• [EXERCISE BRIEF] Below are entries; count the lines among them that contain the word "Ministerialdirektor", and give only the count.
------------------------
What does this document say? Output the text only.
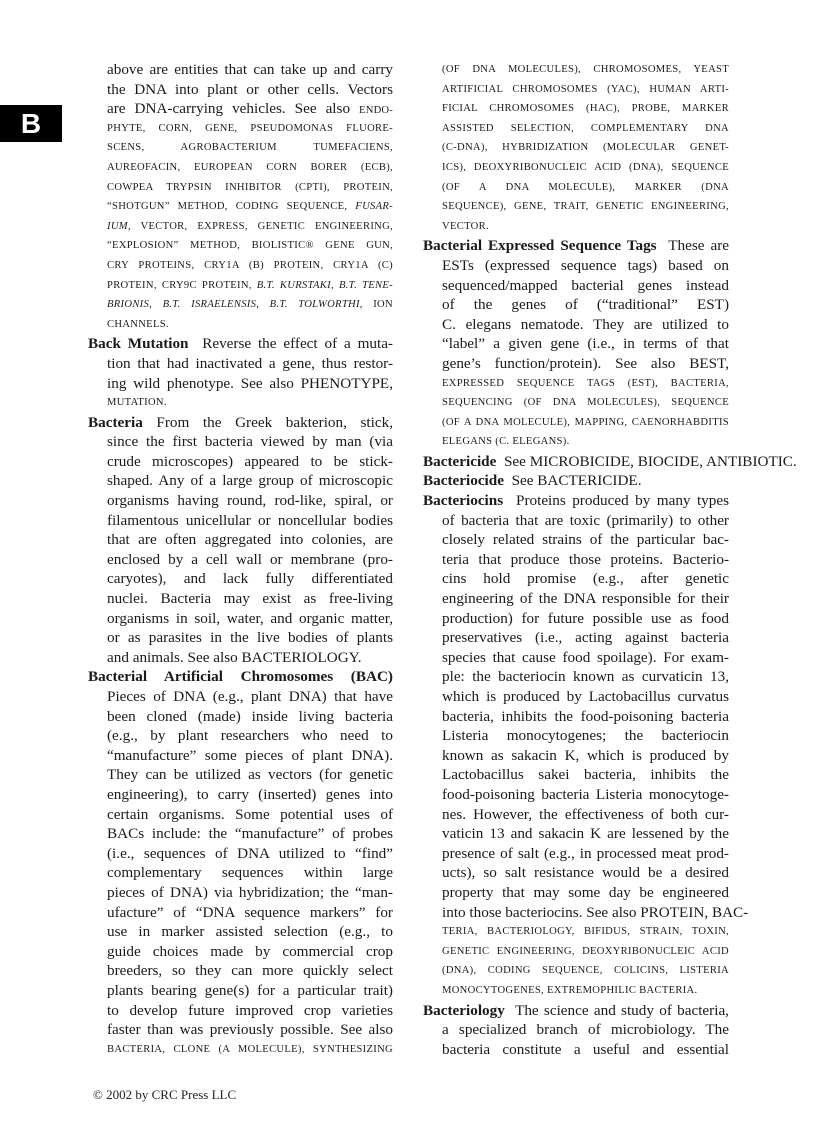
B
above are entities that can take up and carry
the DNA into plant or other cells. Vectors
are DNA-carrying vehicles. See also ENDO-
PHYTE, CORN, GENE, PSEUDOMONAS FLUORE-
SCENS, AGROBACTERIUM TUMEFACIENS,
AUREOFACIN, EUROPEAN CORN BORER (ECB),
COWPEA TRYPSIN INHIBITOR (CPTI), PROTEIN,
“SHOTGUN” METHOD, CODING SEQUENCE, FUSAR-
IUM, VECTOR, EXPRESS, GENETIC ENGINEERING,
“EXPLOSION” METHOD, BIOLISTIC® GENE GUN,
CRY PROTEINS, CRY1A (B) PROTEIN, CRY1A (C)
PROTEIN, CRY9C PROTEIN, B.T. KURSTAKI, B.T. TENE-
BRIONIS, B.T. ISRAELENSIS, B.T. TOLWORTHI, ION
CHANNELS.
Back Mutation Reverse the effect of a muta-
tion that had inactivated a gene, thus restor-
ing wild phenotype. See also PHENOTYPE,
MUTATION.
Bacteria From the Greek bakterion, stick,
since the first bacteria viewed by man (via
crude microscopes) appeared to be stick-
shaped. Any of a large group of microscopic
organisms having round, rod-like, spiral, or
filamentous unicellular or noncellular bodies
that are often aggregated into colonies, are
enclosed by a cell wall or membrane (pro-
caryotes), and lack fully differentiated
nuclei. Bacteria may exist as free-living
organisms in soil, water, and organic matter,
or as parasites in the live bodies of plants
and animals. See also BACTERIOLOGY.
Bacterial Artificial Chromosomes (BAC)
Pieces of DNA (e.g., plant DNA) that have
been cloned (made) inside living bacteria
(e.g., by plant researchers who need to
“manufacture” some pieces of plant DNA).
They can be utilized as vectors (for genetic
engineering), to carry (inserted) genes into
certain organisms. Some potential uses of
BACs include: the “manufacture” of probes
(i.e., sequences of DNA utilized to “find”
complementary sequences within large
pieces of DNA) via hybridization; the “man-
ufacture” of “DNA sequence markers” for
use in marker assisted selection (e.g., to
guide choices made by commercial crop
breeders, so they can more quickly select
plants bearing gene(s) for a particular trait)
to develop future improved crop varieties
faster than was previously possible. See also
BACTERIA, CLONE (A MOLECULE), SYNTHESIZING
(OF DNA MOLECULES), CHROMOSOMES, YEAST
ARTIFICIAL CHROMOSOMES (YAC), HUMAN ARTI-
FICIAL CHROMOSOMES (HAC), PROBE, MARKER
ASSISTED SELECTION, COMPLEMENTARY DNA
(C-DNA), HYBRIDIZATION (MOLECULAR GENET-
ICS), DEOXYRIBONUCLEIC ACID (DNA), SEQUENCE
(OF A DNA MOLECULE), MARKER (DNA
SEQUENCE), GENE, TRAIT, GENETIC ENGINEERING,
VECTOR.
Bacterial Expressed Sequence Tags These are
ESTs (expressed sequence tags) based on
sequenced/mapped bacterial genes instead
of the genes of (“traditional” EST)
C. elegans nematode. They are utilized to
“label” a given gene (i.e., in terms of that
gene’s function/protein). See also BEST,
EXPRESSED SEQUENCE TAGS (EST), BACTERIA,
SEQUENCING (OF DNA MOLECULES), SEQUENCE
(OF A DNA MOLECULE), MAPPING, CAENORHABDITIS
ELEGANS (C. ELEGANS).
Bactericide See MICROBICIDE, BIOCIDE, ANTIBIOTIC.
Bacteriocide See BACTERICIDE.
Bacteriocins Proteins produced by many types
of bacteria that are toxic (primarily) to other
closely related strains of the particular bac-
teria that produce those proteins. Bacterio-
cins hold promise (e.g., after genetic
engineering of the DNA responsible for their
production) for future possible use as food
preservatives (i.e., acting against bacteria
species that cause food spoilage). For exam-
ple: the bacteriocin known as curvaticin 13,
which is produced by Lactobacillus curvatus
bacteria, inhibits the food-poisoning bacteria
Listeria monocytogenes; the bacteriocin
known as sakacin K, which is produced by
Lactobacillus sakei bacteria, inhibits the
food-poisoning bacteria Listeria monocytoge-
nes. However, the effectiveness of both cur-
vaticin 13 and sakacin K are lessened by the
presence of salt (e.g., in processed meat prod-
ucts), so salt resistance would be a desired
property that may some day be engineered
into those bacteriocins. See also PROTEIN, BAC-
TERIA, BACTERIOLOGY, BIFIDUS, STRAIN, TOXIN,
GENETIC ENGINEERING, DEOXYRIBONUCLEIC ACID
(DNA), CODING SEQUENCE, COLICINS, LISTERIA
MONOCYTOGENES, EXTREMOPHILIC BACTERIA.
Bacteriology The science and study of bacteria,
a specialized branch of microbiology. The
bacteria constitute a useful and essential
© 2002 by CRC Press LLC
------------------------
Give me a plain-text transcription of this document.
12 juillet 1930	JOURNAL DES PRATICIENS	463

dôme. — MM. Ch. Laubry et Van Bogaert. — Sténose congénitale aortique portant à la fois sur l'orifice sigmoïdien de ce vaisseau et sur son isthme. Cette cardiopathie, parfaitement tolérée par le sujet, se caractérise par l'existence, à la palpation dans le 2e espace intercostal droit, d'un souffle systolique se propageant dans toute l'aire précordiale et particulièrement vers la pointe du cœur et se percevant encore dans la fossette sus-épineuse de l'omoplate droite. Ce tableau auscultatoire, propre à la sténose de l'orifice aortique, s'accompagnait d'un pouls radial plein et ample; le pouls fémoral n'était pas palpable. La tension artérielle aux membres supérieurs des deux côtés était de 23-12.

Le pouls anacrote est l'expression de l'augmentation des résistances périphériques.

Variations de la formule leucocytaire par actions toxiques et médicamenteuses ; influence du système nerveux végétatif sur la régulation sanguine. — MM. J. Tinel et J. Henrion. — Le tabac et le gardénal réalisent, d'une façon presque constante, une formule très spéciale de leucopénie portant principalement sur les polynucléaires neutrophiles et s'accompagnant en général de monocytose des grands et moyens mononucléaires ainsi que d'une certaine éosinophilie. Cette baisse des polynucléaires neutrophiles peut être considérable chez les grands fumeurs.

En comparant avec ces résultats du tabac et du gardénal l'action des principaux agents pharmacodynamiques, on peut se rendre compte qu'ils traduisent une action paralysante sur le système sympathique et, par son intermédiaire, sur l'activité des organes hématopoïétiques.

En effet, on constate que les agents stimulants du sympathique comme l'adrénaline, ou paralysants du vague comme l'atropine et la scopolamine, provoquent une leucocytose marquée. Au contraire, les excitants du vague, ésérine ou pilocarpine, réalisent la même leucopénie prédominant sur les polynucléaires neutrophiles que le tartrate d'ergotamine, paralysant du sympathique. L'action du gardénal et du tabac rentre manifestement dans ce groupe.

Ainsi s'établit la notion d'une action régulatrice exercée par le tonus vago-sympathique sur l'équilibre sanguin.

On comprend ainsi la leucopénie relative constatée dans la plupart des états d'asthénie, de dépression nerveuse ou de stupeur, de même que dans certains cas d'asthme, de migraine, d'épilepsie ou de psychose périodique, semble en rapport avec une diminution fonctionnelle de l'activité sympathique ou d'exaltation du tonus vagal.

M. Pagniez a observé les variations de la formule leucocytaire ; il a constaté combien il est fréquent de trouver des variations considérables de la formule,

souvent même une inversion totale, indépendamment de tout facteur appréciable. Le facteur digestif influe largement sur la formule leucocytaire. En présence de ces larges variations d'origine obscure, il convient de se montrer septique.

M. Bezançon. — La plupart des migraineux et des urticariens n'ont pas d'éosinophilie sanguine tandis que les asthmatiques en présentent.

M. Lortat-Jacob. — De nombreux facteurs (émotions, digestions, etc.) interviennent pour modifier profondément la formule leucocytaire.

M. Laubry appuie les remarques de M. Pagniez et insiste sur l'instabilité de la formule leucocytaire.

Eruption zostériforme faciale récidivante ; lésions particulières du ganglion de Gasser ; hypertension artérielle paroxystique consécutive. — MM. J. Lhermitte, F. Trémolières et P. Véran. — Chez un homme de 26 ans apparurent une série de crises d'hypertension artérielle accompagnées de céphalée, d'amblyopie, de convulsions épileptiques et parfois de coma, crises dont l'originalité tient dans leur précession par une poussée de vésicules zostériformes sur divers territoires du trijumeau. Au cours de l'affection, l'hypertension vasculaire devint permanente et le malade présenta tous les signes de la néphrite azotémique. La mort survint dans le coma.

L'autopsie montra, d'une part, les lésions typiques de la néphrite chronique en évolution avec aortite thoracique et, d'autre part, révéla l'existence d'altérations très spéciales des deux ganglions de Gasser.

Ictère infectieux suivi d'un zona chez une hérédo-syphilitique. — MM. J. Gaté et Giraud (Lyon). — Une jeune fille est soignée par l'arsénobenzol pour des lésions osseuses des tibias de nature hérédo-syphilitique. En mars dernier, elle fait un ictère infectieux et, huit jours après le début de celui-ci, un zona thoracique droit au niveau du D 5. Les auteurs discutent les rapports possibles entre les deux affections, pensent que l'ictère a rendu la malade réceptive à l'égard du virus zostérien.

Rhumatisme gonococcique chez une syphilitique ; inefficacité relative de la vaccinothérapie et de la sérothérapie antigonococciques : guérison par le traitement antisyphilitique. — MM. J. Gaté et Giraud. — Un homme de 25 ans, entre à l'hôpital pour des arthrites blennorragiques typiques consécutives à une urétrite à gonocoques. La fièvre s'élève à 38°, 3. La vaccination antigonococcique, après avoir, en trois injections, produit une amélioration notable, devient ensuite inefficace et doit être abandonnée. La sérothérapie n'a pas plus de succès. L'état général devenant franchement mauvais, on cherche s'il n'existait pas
------------------------
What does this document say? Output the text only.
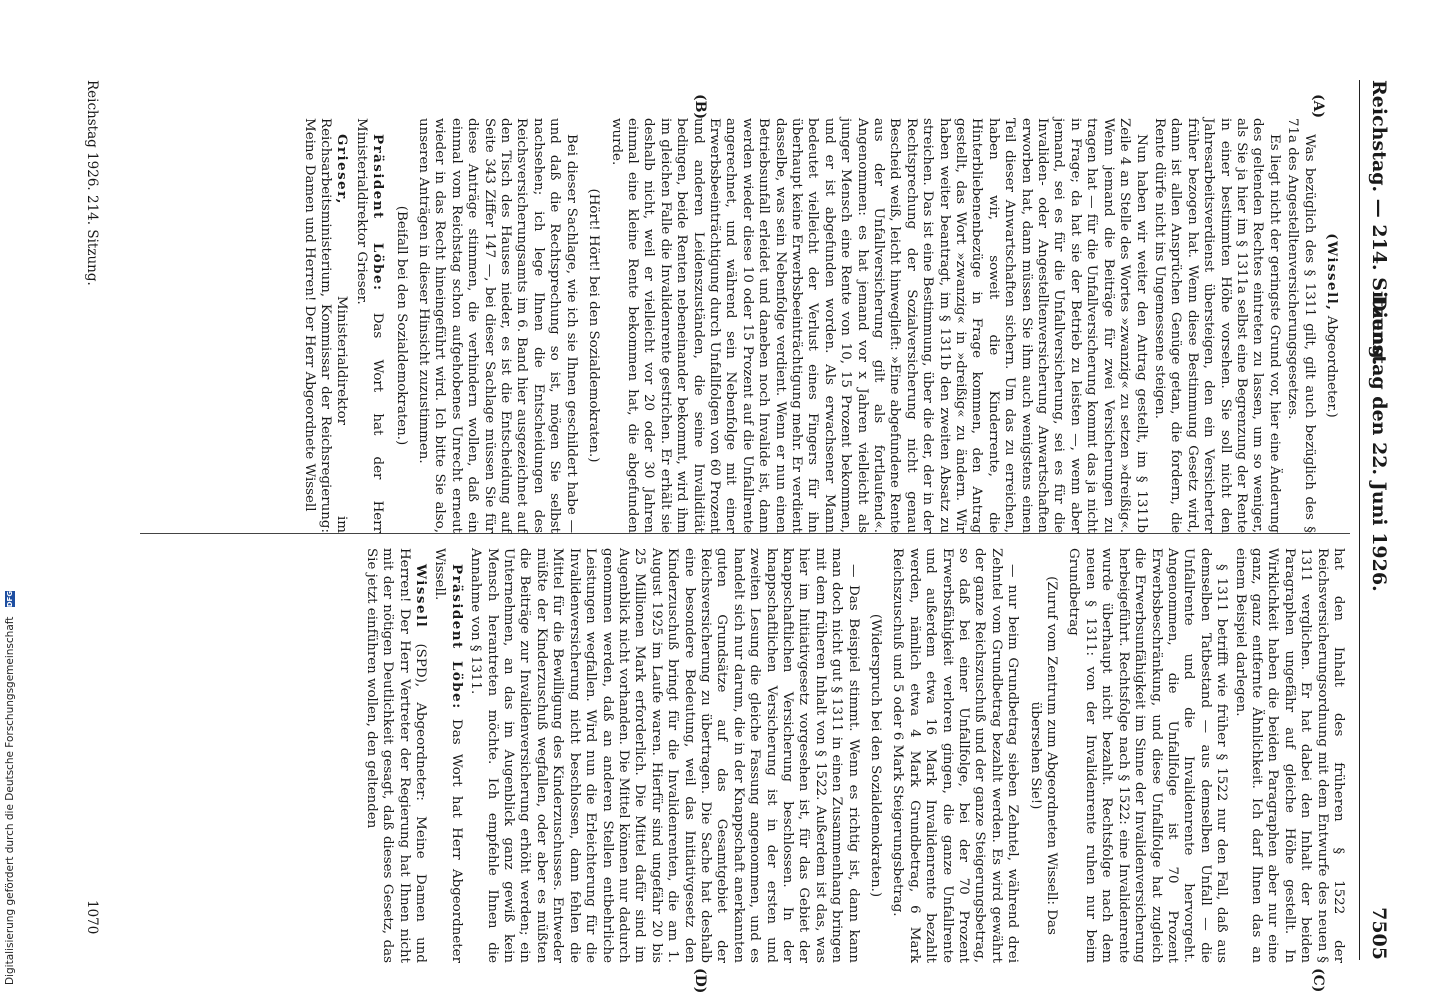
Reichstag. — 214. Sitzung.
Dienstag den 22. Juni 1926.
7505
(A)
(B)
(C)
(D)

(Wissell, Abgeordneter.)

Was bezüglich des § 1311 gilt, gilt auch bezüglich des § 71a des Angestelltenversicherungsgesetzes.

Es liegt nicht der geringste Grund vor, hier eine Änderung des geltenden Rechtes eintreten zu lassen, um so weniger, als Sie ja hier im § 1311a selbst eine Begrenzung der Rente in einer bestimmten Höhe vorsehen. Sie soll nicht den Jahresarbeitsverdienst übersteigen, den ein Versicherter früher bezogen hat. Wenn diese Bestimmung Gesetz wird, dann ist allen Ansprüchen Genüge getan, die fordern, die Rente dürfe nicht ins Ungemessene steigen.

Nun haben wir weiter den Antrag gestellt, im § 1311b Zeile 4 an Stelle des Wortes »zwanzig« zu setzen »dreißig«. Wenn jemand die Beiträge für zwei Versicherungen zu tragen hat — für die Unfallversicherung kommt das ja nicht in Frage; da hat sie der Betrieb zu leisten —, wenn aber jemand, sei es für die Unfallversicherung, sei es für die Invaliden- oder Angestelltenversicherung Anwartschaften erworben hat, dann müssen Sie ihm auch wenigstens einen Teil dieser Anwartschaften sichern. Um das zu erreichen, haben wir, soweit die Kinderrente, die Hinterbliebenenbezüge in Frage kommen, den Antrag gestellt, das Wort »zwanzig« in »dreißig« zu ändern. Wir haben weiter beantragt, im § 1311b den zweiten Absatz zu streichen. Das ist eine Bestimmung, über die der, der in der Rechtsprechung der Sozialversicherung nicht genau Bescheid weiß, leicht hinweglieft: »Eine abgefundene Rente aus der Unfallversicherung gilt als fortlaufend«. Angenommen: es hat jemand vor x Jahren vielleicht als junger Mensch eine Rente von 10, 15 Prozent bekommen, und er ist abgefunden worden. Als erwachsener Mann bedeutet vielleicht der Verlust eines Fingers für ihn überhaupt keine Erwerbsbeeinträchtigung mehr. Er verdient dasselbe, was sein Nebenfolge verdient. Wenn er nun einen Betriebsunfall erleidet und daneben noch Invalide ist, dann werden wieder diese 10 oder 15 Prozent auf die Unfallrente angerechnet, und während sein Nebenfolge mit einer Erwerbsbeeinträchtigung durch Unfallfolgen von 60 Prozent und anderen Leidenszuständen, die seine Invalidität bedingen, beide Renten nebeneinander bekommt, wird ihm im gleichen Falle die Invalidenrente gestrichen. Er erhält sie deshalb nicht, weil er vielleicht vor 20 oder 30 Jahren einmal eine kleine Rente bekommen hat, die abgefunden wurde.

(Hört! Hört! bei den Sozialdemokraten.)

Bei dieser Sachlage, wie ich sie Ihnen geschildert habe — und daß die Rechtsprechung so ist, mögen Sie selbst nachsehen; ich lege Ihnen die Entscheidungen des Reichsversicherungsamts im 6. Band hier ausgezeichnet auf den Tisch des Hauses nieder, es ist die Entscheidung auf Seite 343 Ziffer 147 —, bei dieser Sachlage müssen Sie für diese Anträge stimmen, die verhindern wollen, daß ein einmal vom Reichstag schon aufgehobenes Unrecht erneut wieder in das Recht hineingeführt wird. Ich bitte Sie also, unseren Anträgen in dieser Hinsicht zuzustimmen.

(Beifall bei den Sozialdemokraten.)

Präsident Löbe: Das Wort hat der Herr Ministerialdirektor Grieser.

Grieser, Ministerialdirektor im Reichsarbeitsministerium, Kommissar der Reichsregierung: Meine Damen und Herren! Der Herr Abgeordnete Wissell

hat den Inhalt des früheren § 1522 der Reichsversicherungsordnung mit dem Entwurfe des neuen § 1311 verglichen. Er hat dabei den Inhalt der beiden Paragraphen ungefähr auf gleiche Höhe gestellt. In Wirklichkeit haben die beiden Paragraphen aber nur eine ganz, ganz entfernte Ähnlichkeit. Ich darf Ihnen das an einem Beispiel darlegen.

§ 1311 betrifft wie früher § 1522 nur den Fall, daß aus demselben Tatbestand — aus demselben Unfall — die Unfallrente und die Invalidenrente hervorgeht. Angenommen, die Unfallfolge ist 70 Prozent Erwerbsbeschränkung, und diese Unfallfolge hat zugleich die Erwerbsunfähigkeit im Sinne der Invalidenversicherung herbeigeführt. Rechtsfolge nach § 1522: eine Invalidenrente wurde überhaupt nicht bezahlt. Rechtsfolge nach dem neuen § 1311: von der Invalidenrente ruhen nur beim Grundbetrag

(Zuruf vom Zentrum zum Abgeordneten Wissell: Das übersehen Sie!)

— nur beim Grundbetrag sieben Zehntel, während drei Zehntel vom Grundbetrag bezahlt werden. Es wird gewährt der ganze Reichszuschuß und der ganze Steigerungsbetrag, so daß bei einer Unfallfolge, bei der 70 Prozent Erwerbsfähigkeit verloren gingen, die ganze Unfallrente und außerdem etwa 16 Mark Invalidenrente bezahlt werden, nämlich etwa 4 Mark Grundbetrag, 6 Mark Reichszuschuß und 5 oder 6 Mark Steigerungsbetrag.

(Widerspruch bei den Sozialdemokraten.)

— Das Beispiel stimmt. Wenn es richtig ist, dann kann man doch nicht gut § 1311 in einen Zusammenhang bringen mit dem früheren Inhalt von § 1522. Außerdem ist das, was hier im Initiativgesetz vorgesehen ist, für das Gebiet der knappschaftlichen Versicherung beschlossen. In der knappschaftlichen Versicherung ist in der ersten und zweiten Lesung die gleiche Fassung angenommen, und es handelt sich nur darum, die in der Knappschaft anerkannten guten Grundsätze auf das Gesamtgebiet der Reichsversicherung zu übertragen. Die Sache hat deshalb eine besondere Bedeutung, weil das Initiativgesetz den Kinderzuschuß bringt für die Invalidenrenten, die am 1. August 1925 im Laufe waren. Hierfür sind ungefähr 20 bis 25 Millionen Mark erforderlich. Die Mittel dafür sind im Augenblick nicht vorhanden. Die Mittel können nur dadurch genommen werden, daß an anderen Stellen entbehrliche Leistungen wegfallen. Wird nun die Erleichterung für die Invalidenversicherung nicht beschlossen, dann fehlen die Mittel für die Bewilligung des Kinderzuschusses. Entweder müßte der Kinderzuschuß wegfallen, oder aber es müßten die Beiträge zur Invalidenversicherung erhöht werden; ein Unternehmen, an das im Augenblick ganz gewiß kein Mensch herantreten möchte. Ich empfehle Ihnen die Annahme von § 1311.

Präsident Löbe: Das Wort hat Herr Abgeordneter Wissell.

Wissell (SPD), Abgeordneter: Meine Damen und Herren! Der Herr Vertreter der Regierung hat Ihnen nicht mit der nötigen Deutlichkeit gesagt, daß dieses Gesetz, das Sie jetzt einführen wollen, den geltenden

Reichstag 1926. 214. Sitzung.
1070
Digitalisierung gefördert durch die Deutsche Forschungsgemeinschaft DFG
------------------------
• [ANSWER BELOW] 2